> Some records
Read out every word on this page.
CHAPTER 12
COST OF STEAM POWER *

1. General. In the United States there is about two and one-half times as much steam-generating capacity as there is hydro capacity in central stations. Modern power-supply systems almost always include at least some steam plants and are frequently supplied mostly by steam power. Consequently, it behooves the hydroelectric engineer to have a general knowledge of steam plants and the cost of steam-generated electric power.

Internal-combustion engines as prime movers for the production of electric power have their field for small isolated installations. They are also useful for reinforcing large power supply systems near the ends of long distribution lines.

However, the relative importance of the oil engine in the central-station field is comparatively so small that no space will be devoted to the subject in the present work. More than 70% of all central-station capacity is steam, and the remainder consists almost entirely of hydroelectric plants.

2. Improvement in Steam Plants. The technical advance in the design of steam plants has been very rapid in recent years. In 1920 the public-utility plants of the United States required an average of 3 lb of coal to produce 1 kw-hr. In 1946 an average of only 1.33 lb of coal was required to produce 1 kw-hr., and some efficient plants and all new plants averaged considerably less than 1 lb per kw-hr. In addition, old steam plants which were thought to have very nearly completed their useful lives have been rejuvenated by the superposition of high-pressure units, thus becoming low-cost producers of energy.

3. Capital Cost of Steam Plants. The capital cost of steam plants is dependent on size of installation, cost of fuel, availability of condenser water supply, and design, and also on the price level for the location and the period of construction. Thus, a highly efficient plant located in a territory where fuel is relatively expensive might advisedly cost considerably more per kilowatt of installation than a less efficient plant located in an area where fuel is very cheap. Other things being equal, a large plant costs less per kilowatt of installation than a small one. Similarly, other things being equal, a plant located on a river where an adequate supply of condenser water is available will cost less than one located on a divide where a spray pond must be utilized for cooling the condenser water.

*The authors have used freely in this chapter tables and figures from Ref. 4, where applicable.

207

> Stated problem
Reproduce the material above exactly; please quote every line of it.

> Result of this task
Read out every word on this page.
CHAPTER 12
COST OF STEAM POWER *

1. General. In the United States there is about two and one-half times as much steam-generating capacity as there is hydro capacity in central stations. Modern power-supply systems almost always include at least some steam plants and are frequently supplied mostly by steam power. Consequently, it behooves the hydroelectric engineer to have a general knowledge of steam plants and the cost of steam-generated electric power.

Internal-combustion engines as prime movers for the production of electric power have their field for small isolated installations. They are also useful for reinforcing large power supply systems near the ends of long distribution lines.

However, the relative importance of the oil engine in the central-station field is comparatively so small that no space will be devoted to the subject in the present work. More than 70% of all central-station capacity is steam, and the remainder consists almost entirely of hydroelectric plants.

2. Improvement in Steam Plants. The technical advance in the design of steam plants has been very rapid in recent years. In 1920 the public-utility plants of the United States required an average of 3 lb of coal to produce 1 kw-hr. In 1946 an average of only 1.33 lb of coal was required to produce 1 kw-hr., and some efficient plants and all new plants averaged considerably less than 1 lb per kw-hr. In addition, old steam plants which were thought to have very nearly completed their useful lives have been rejuvenated by the superposition of high-pressure units, thus becoming low-cost producers of energy.

3. Capital Cost of Steam Plants. The capital cost of steam plants is dependent on size of installation, cost of fuel, availability of condenser water supply, and design, and also on the price level for the location and the period of construction. Thus, a highly efficient plant located in a territory where fuel is relatively expensive might advisedly cost considerably more per kilowatt of installation than a less efficient plant located in an area where fuel is very cheap. Other things being equal, a large plant costs less per kilowatt of installation than a small one. Similarly, other things being equal, a plant located on a river where an adequate supply of condenser water is available will cost less than one located on a divide where a spray pond must be utilized for cooling the condenser water.

*The authors have used freely in this chapter tables and figures from Ref. 4, where applicable.

207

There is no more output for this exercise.